— Start —
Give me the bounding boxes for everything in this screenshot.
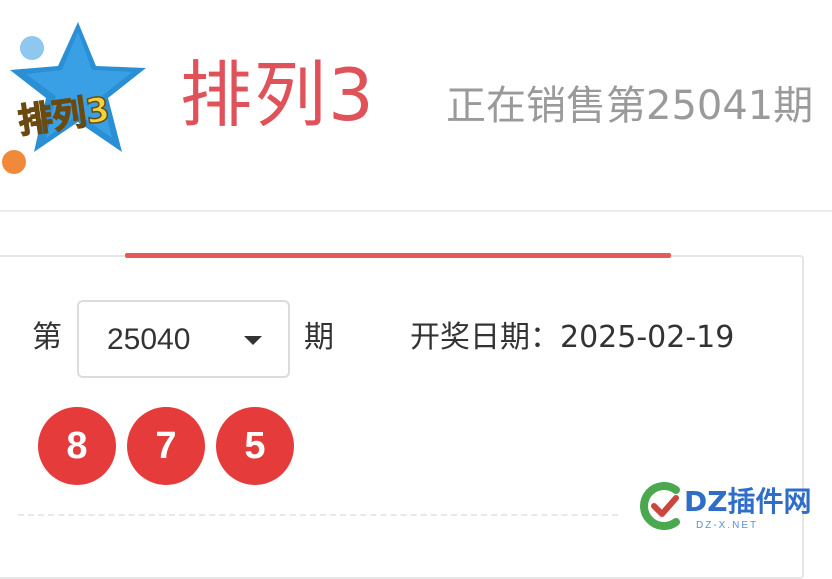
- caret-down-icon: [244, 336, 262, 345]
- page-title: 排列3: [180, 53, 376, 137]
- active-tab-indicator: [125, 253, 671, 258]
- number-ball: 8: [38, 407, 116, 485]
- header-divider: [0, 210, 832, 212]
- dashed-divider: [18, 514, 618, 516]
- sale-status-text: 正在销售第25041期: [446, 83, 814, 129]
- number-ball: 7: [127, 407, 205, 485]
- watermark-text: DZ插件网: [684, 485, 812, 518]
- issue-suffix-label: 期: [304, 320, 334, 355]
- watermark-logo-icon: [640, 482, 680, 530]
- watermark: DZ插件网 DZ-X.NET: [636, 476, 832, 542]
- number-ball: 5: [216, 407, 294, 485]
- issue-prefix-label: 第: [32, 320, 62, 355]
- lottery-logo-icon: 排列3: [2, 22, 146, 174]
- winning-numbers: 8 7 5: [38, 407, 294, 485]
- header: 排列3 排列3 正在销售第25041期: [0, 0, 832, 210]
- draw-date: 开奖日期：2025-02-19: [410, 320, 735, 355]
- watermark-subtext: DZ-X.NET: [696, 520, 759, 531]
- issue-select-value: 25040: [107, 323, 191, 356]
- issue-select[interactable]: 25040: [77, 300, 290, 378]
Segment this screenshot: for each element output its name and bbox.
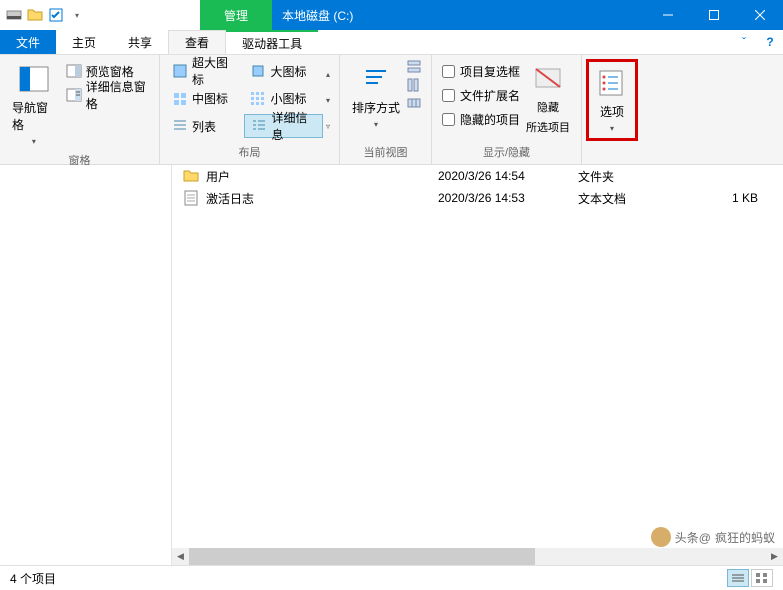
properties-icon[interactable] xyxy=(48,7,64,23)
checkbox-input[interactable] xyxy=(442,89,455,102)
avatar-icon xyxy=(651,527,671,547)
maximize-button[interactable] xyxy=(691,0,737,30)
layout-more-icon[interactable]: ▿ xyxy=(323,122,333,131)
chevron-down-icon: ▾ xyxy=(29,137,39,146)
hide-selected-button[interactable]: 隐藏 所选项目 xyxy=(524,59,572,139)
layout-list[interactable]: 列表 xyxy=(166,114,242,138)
— End —
Aim of the task:
Reproduce all of the material above line for line, omitting the pictures.

Exercise output:
Give me the bounding boxes for everything in this screenshot.
- caret-down-icon: [244, 336, 262, 345]
- page-title: 排列3: [180, 53, 376, 137]
- active-tab-indicator: [125, 253, 671, 258]
- number-ball: 8: [38, 407, 116, 485]
- header-divider: [0, 210, 832, 212]
- dashed-divider: [18, 514, 618, 516]
- sale-status-text: 正在销售第25041期: [446, 83, 814, 129]
- number-ball: 7: [127, 407, 205, 485]
- watermark-text: DZ插件网: [684, 485, 812, 518]
- issue-suffix-label: 期: [304, 320, 334, 355]
- watermark-logo-icon: [640, 482, 680, 530]
- watermark: DZ插件网 DZ-X.NET: [636, 476, 832, 542]
- number-ball: 5: [216, 407, 294, 485]
- issue-prefix-label: 第: [32, 320, 62, 355]
- lottery-logo-icon: 排列3: [2, 22, 146, 174]
- winning-numbers: 8 7 5: [38, 407, 294, 485]
- header: 排列3 排列3 正在销售第25041期: [0, 0, 832, 210]
- draw-date: 开奖日期：2025-02-19: [410, 320, 735, 355]
- watermark-subtext: DZ-X.NET: [696, 520, 759, 531]
- issue-select-value: 25040: [107, 323, 191, 356]
- issue-select[interactable]: 25040: [77, 300, 290, 378]
Segment this screenshot: for each element output its name and bbox.
properties-icon[interactable] xyxy=(48,7,64,23)
checkbox-input[interactable] xyxy=(442,89,455,102)
avatar-icon xyxy=(651,527,671,547)
maximize-button[interactable] xyxy=(691,0,737,30)
layout-more-icon[interactable]: ▿ xyxy=(323,122,333,131)
chevron-down-icon: ▾ xyxy=(29,137,39,146)
hide-selected-button[interactable]: 隐藏 所选项目 xyxy=(524,59,572,139)
layout-list[interactable]: 列表 xyxy=(166,114,242,138)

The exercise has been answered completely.